▸ **TASK TO COMPLETE**: How many lines of the records hold the string "JSON"? Reply with the number alone.

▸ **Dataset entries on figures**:
--------------------------------------------------

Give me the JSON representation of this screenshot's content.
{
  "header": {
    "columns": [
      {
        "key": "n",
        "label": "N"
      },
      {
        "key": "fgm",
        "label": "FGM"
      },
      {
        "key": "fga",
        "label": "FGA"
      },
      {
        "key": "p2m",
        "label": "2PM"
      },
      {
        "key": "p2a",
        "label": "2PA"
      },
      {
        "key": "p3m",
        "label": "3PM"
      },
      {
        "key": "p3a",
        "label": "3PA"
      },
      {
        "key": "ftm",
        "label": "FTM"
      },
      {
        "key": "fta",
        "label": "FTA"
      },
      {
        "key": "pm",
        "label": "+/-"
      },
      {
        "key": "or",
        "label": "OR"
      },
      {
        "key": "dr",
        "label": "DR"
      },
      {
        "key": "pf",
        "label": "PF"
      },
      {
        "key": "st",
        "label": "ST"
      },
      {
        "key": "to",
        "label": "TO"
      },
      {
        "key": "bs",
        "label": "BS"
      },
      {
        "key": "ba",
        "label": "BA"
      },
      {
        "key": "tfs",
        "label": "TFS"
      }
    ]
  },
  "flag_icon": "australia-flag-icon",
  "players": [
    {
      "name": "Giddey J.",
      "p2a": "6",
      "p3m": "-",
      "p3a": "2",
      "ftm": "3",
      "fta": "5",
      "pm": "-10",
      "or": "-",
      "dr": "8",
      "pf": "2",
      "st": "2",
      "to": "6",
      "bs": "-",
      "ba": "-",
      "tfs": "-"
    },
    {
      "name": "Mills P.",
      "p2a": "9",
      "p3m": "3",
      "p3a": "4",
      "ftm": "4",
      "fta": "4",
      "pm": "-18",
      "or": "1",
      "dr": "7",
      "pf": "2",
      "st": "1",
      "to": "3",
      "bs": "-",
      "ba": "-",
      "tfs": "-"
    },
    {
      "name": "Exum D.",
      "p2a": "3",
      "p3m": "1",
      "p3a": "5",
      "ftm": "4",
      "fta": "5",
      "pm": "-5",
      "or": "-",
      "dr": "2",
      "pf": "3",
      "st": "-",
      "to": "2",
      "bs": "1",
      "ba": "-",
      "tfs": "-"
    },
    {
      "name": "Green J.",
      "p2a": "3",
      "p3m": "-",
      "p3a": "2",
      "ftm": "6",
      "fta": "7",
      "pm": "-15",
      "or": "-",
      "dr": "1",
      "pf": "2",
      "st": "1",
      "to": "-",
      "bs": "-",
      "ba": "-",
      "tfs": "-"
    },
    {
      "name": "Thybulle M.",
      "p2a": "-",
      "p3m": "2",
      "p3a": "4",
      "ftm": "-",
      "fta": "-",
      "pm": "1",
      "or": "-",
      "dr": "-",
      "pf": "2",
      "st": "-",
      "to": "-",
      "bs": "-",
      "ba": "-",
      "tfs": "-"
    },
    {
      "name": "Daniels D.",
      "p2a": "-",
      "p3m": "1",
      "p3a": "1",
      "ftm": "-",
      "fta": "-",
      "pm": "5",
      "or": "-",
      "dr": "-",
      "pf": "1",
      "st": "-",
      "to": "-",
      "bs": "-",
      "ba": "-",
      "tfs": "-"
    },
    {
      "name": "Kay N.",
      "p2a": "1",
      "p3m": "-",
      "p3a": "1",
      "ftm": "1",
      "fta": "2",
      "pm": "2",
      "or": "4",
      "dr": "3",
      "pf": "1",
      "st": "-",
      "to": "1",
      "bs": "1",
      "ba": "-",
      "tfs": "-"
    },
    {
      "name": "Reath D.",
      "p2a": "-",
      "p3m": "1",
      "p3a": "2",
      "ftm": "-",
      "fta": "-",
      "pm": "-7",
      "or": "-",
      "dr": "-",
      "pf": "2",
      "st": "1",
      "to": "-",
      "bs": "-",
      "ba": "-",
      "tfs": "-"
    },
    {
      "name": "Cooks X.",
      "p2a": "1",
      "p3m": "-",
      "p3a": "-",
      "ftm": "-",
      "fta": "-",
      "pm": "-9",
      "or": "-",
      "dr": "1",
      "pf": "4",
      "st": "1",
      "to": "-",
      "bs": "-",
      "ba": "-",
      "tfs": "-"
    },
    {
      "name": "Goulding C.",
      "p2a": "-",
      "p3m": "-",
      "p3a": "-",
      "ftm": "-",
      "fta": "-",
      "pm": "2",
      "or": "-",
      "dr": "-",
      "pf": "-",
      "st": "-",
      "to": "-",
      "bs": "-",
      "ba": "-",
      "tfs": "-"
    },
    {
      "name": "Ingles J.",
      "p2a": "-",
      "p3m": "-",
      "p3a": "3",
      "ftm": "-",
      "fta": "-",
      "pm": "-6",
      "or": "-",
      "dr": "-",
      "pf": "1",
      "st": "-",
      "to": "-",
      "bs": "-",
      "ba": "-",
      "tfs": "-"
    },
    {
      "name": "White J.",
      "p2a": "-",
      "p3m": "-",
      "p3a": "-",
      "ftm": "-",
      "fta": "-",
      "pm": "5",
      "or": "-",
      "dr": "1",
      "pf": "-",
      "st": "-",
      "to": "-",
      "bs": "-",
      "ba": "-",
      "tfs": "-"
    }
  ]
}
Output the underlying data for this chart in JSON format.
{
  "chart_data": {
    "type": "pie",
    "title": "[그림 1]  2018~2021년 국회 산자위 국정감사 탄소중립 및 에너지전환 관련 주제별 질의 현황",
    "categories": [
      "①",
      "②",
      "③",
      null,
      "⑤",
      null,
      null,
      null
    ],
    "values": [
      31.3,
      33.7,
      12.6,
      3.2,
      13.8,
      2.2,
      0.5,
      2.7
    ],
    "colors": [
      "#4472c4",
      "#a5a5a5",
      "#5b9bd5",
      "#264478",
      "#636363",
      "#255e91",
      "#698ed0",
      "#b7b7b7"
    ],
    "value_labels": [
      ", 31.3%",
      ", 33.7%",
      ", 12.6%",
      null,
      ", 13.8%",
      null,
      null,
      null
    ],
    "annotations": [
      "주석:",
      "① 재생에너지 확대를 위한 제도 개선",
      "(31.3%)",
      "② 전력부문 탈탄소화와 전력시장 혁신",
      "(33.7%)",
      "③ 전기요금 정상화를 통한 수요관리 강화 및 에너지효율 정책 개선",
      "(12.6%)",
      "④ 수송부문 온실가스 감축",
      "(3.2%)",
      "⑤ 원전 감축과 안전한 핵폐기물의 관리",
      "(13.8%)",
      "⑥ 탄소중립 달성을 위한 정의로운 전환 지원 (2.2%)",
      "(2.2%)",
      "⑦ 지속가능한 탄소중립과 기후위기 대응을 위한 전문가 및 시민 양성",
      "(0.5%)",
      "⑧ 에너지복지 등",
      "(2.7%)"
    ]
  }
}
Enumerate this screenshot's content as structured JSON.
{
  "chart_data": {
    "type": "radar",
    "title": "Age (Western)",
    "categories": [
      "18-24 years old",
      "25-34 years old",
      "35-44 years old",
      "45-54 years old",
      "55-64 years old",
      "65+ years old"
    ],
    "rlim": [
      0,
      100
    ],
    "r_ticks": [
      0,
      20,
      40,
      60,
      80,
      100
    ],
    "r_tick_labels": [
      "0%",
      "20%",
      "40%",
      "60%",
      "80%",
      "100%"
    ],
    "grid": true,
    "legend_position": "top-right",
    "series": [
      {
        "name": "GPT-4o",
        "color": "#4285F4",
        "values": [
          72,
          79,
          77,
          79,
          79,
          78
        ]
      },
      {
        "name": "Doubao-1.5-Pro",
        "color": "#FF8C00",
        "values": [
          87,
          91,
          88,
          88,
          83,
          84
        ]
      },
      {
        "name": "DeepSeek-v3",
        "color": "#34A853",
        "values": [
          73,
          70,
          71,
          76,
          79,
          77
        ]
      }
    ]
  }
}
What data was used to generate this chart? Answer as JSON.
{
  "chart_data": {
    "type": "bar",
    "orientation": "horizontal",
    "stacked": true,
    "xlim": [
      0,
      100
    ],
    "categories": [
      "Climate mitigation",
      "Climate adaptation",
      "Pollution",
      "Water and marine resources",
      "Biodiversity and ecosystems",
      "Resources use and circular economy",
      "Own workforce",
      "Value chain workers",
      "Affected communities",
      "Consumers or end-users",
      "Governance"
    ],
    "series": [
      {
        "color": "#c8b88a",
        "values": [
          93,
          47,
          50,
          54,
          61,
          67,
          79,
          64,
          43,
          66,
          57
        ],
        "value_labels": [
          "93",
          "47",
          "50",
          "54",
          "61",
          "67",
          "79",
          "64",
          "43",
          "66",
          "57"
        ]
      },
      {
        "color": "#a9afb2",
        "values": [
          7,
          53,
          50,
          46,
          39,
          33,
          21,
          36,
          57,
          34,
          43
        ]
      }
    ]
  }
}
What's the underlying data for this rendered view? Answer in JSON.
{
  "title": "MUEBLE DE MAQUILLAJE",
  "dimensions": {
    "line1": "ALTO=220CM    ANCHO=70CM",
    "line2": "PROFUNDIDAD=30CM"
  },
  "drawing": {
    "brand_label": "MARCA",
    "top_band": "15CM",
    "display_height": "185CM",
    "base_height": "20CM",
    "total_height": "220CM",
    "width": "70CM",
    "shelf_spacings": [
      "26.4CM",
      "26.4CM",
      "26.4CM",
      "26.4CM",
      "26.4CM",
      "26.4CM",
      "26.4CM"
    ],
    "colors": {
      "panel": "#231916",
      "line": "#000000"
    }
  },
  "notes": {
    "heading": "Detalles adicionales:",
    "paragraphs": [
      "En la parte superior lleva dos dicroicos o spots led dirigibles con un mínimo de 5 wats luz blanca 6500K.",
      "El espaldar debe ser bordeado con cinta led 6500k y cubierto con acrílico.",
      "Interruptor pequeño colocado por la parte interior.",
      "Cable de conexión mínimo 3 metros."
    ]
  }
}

--------------------------------------------------

▸ **ANSWER BELOW**: 5